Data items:
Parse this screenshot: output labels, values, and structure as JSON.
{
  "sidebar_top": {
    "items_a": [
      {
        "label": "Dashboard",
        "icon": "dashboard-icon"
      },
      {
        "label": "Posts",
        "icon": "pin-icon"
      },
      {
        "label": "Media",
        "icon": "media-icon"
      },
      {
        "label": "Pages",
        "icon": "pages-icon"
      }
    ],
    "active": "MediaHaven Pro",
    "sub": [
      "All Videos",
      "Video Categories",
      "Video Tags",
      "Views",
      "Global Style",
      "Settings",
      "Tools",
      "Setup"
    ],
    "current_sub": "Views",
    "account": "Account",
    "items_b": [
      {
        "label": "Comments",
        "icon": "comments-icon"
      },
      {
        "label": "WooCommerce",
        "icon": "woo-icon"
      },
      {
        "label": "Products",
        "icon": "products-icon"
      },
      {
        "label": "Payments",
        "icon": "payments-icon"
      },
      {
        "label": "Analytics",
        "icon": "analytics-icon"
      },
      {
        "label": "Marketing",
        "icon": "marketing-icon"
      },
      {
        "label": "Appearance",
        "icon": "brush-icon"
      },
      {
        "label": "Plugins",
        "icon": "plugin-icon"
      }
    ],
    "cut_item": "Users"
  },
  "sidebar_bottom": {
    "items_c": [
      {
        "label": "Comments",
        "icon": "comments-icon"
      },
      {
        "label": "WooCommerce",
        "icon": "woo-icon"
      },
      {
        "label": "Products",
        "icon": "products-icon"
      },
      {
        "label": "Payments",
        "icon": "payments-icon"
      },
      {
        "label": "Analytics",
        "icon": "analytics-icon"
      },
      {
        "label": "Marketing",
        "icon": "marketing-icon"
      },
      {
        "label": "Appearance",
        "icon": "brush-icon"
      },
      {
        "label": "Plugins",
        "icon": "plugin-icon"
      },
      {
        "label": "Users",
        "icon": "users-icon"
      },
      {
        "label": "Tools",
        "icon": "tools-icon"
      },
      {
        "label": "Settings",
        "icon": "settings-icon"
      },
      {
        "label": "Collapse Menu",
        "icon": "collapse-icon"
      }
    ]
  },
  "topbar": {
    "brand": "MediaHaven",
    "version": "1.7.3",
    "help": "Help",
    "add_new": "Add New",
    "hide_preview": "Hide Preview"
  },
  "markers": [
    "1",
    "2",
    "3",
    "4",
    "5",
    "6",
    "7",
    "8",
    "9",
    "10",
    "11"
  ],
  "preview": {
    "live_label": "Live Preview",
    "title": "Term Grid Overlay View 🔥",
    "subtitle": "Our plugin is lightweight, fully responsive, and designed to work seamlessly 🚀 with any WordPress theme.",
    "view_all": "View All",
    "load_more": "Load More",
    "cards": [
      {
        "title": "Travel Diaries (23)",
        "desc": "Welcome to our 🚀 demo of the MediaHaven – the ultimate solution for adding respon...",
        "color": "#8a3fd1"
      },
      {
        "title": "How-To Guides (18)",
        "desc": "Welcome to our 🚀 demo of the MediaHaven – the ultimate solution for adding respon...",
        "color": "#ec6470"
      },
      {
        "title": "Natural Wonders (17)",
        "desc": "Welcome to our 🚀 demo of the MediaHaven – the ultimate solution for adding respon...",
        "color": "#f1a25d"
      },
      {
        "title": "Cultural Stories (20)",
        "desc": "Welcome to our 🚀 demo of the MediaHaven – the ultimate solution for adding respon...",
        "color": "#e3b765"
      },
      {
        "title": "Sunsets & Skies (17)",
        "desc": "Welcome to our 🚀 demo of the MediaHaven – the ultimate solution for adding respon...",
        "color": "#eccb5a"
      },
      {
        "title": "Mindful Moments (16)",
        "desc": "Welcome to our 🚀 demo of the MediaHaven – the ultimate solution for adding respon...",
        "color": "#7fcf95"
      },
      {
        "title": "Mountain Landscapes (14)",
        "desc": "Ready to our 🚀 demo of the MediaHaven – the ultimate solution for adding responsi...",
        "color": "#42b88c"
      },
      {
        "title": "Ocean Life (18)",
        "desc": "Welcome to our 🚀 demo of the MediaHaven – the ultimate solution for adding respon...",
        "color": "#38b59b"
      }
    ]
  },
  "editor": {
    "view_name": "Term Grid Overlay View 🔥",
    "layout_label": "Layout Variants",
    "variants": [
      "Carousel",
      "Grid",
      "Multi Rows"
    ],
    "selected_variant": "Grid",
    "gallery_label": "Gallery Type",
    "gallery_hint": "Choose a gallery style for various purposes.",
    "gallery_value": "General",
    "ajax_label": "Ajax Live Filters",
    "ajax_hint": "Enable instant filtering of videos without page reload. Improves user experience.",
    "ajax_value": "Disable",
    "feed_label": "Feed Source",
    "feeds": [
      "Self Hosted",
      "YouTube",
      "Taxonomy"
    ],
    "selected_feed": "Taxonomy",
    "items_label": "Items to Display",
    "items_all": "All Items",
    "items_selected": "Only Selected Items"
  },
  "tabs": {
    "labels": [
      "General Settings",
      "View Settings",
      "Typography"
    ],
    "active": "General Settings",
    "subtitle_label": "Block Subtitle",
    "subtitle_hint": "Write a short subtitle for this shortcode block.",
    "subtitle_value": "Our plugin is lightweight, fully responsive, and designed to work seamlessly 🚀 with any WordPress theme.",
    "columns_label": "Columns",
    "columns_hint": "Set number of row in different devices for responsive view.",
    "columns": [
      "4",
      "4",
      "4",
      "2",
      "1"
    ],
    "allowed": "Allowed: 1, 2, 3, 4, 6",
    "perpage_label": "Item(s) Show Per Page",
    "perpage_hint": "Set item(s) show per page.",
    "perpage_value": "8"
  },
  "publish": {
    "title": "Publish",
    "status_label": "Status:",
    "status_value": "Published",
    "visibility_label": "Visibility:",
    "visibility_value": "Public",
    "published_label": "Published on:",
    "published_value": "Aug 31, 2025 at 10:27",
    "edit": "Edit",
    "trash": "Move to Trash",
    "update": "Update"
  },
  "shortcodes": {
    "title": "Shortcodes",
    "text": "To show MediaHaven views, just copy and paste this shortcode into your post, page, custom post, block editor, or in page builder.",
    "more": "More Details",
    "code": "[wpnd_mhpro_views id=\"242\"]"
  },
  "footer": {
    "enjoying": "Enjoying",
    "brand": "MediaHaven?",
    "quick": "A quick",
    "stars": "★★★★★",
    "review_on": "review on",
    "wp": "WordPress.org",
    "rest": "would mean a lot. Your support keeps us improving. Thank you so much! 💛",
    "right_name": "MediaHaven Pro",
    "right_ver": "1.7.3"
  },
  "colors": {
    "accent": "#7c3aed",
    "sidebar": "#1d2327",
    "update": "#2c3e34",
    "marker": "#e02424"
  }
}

### WHAT THE TASK ASKS
Write out the complete set of records exactly as given.

### CORRECT ANSWER
Parse this screenshot: output labels, values, and structure as JSON.
{
  "sidebar_top": {
    "items_a": [
      {
        "label": "Dashboard",
        "icon": "dashboard-icon"
      },
      {
        "label": "Posts",
        "icon": "pin-icon"
      },
      {
        "label": "Media",
        "icon": "media-icon"
      },
      {
        "label": "Pages",
        "icon": "pages-icon"
      }
    ],
    "active": "MediaHaven Pro",
    "sub": [
      "All Videos",
      "Video Categories",
      "Video Tags",
      "Views",
      "Global Style",
      "Settings",
      "Tools",
      "Setup"
    ],
    "current_sub": "Views",
    "account": "Account",
    "items_b": [
      {
        "label": "Comments",
        "icon": "comments-icon"
      },
      {
        "label": "WooCommerce",
        "icon": "woo-icon"
      },
      {
        "label": "Products",
        "icon": "products-icon"
      },
      {
        "label": "Payments",
        "icon": "payments-icon"
      },
      {
        "label": "Analytics",
        "icon": "analytics-icon"
      },
      {
        "label": "Marketing",
        "icon": "marketing-icon"
      },
      {
        "label": "Appearance",
        "icon": "brush-icon"
      },
      {
        "label": "Plugins",
        "icon": "plugin-icon"
      }
    ],
    "cut_item": "Users"
  },
  "sidebar_bottom": {
    "items_c": [
      {
        "label": "Comments",
        "icon": "comments-icon"
      },
      {
        "label": "WooCommerce",
        "icon": "woo-icon"
      },
      {
        "label": "Products",
        "icon": "products-icon"
      },
      {
        "label": "Payments",
        "icon": "payments-icon"
      },
      {
        "label": "Analytics",
        "icon": "analytics-icon"
      },
      {
        "label": "Marketing",
        "icon": "marketing-icon"
      },
      {
        "label": "Appearance",
        "icon": "brush-icon"
      },
      {
        "label": "Plugins",
        "icon": "plugin-icon"
      },
      {
        "label": "Users",
        "icon": "users-icon"
      },
      {
        "label": "Tools",
        "icon": "tools-icon"
      },
      {
        "label": "Settings",
        "icon": "settings-icon"
      },
      {
        "label": "Collapse Menu",
        "icon": "collapse-icon"
      }
    ]
  },
  "topbar": {
    "brand": "MediaHaven",
    "version": "1.7.3",
    "help": "Help",
    "add_new": "Add New",
    "hide_preview": "Hide Preview"
  },
  "markers": [
    "1",
    "2",
    "3",
    "4",
    "5",
    "6",
    "7",
    "8",
    "9",
    "10",
    "11"
  ],
  "preview": {
    "live_label": "Live Preview",
    "title": "Term Grid Overlay View 🔥",
    "subtitle": "Our plugin is lightweight, fully responsive, and designed to work seamlessly 🚀 with any WordPress theme.",
    "view_all": "View All",
    "load_more": "Load More",
    "cards": [
      {
        "title": "Travel Diaries (23)",
        "desc": "Welcome to our 🚀 demo of the MediaHaven – the ultimate solution for adding respon...",
        "color": "#8a3fd1"
      },
      {
        "title": "How-To Guides (18)",
        "desc": "Welcome to our 🚀 demo of the MediaHaven – the ultimate solution for adding respon...",
        "color": "#ec6470"
      },
      {
        "title": "Natural Wonders (17)",
        "desc": "Welcome to our 🚀 demo of the MediaHaven – the ultimate solution for adding respon...",
        "color": "#f1a25d"
      },
      {
        "title": "Cultural Stories (20)",
        "desc": "Welcome to our 🚀 demo of the MediaHaven – the ultimate solution for adding respon...",
        "color": "#e3b765"
      },
      {
        "title": "Sunsets & Skies (17)",
        "desc": "Welcome to our 🚀 demo of the MediaHaven – the ultimate solution for adding respon...",
        "color": "#eccb5a"
      },
      {
        "title": "Mindful Moments (16)",
        "desc": "Welcome to our 🚀 demo of the MediaHaven – the ultimate solution for adding respon...",
        "color": "#7fcf95"
      },
      {
        "title": "Mountain Landscapes (14)",
        "desc": "Ready to our 🚀 demo of the MediaHaven – the ultimate solution for adding responsi...",
        "color": "#42b88c"
      },
      {
        "title": "Ocean Life (18)",
        "desc": "Welcome to our 🚀 demo of the MediaHaven – the ultimate solution for adding respon...",
        "color": "#38b59b"
      }
    ]
  },
  "editor": {
    "view_name": "Term Grid Overlay View 🔥",
    "layout_label": "Layout Variants",
    "variants": [
      "Carousel",
      "Grid",
      "Multi Rows"
    ],
    "selected_variant": "Grid",
    "gallery_label": "Gallery Type",
    "gallery_hint": "Choose a gallery style for various purposes.",
    "gallery_value": "General",
    "ajax_label": "Ajax Live Filters",
    "ajax_hint": "Enable instant filtering of videos without page reload. Improves user experience.",
    "ajax_value": "Disable",
    "feed_label": "Feed Source",
    "feeds": [
      "Self Hosted",
      "YouTube",
      "Taxonomy"
    ],
    "selected_feed": "Taxonomy",
    "items_label": "Items to Display",
    "items_all": "All Items",
    "items_selected": "Only Selected Items"
  },
  "tabs": {
    "labels": [
      "General Settings",
      "View Settings",
      "Typography"
    ],
    "active": "General Settings",
    "subtitle_label": "Block Subtitle",
    "subtitle_hint": "Write a short subtitle for this shortcode block.",
    "subtitle_value": "Our plugin is lightweight, fully responsive, and designed to work seamlessly 🚀 with any WordPress theme.",
    "columns_label": "Columns",
    "columns_hint": "Set number of row in different devices for responsive view.",
    "columns": [
      "4",
      "4",
      "4",
      "2",
      "1"
    ],
    "allowed": "Allowed: 1, 2, 3, 4, 6",
    "perpage_label": "Item(s) Show Per Page",
    "perpage_hint": "Set item(s) show per page.",
    "perpage_value": "8"
  },
  "publish": {
    "title": "Publish",
    "status_label": "Status:",
    "status_value": "Published",
    "visibility_label": "Visibility:",
    "visibility_value": "Public",
    "published_label": "Published on:",
    "published_value": "Aug 31, 2025 at 10:27",
    "edit": "Edit",
    "trash": "Move to Trash",
    "update": "Update"
  },
  "shortcodes": {
    "title": "Shortcodes",
    "text": "To show MediaHaven views, just copy and paste this shortcode into your post, page, custom post, block editor, or in page builder.",
    "more": "More Details",
    "code": "[wpnd_mhpro_views id=\"242\"]"
  },
  "footer": {
    "enjoying": "Enjoying",
    "brand": "MediaHaven?",
    "quick": "A quick",
    "stars": "★★★★★",
    "review_on": "review on",
    "wp": "WordPress.org",
    "rest": "would mean a lot. Your support keeps us improving. Thank you so much! 💛",
    "right_name": "MediaHaven Pro",
    "right_ver": "1.7.3"
  },
  "colors": {
    "accent": "#7c3aed",
    "sidebar": "#1d2327",
    "update": "#2c3e34",
    "marker": "#e02424"
  }
}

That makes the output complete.